Texto del documento —
((
Desde los más críticos a los más entusiastas, desde los manifestantes de Seatle contra el FMI hasta los operadores de Wall Street, todos parecen ser conscientes del comienzo de una era verdaderamente novedosa. ¿Pero qué consecuencias tiene la globalización en la práctica moral de los hombres, de las instituciones y de los Estados? Al fin y al cabo, ésta es la pregunta que ha sobrevivido a los siglos y una de las pocas que verdaderamente importan.
Digámoslo de una vez, sin hipocresías ni eufemismos. Sin el vertiginoso movimiento de capitales de un país a otro que se ha desatado a partir de la más fabulosa revolución en las telecomunicaciones de todos los tiempos, ni siquiera hubiéramos comenzado a hablar de una Convención Interamericana Contra la Corrupción, de otra para combatir el soborno transnacional y de tantos compromisos internacionales destinados a restringir las prácticas corruptas y a promover parámetros éticos similares para todos los países.
))
Registros almacenados —
((
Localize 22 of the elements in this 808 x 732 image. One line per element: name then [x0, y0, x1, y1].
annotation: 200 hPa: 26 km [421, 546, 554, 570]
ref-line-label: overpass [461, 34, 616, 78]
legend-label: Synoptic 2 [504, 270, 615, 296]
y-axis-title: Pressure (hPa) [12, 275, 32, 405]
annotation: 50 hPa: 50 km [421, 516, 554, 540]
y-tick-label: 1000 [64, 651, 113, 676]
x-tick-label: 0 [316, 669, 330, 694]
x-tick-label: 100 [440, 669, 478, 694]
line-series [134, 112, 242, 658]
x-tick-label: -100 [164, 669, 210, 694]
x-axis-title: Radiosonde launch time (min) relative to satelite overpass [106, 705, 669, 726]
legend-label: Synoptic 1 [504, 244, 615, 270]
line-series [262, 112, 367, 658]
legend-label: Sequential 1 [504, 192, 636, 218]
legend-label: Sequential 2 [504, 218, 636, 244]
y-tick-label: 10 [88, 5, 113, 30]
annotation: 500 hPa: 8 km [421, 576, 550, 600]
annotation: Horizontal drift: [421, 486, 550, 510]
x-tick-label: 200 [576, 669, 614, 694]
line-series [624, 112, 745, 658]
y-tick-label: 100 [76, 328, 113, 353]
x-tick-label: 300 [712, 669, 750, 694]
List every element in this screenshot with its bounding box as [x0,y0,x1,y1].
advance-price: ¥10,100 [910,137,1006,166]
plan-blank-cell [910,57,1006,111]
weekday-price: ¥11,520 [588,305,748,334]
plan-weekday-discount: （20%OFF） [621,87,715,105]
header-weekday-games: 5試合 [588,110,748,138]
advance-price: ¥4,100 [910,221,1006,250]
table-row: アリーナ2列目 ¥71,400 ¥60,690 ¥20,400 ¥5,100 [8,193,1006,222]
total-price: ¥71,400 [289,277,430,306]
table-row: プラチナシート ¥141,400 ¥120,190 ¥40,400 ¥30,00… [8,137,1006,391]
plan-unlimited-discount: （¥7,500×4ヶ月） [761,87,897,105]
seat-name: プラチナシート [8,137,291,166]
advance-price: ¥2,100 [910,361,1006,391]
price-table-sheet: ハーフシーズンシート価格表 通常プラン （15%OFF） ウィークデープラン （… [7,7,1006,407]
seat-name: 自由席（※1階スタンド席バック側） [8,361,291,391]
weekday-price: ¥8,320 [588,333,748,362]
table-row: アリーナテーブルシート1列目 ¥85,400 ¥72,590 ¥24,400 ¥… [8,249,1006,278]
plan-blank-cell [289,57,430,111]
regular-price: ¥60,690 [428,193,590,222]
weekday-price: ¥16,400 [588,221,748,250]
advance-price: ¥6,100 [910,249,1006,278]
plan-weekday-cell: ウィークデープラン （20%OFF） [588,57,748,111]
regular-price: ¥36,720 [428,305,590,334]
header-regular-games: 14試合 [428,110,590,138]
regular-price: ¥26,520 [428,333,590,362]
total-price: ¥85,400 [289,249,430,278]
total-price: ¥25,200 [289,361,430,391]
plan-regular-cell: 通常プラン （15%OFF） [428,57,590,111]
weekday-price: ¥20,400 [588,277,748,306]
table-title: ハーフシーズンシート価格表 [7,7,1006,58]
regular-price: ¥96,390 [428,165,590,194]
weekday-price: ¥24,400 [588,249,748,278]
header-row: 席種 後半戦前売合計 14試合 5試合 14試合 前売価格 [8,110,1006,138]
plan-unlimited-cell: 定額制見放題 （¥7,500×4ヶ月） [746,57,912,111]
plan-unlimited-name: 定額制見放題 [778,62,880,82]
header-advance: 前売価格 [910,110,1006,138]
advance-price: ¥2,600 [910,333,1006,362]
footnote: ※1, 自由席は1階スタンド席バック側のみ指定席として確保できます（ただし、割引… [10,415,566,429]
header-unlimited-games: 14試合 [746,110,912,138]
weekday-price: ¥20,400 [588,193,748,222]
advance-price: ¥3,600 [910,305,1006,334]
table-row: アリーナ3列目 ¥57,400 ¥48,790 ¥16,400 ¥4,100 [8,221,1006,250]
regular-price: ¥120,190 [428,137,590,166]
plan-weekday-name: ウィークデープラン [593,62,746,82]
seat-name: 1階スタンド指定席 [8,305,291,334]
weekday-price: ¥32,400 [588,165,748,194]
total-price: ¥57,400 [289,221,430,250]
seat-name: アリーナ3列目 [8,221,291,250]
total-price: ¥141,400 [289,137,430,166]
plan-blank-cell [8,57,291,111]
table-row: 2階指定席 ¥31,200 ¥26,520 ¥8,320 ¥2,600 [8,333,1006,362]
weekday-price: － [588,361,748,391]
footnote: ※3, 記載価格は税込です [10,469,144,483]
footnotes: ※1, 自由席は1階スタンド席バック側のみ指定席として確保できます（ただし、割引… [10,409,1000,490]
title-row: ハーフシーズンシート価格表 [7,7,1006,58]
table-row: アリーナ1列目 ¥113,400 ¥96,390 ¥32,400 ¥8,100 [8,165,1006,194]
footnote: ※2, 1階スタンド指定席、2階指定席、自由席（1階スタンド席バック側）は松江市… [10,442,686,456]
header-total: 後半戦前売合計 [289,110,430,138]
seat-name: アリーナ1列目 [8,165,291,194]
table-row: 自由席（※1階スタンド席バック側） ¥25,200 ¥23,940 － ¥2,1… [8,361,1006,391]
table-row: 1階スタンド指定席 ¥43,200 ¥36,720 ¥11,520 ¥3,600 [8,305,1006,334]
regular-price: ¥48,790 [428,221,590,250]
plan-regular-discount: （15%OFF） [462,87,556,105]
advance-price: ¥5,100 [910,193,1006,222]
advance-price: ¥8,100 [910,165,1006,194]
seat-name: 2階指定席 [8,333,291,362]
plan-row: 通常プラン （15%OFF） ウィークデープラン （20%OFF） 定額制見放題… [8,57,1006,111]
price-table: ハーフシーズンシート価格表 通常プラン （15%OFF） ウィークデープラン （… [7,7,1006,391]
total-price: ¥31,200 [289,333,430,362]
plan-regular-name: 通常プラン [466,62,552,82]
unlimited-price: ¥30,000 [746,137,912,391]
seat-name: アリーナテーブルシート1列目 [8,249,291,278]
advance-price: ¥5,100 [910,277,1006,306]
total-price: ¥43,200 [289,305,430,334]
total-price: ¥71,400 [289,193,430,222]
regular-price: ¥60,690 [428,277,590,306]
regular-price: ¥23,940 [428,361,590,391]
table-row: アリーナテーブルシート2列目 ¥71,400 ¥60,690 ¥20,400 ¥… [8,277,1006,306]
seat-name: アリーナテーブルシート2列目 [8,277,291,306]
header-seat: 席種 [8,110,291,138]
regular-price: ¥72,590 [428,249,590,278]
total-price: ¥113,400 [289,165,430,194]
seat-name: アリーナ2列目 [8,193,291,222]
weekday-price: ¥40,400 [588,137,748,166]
))
Tareas propuestas —
1. El texto sobre la globalización pregunta por sus consecuencias en la práctica moral de ciertos actores. Enumera todos los que nombra.
2. Identifica en los registros cada línea que contenga la palabra "this" y cópiala.

Soluciones —
1. Los hombres, las instituciones y los Estados.

2.
Localize 22 of the elements in this 808 x 732 image. One line per element: name then [x0, y0, x1, y1].
List every element in this screenshot with its bounding box as [x0,y0,x1,y1].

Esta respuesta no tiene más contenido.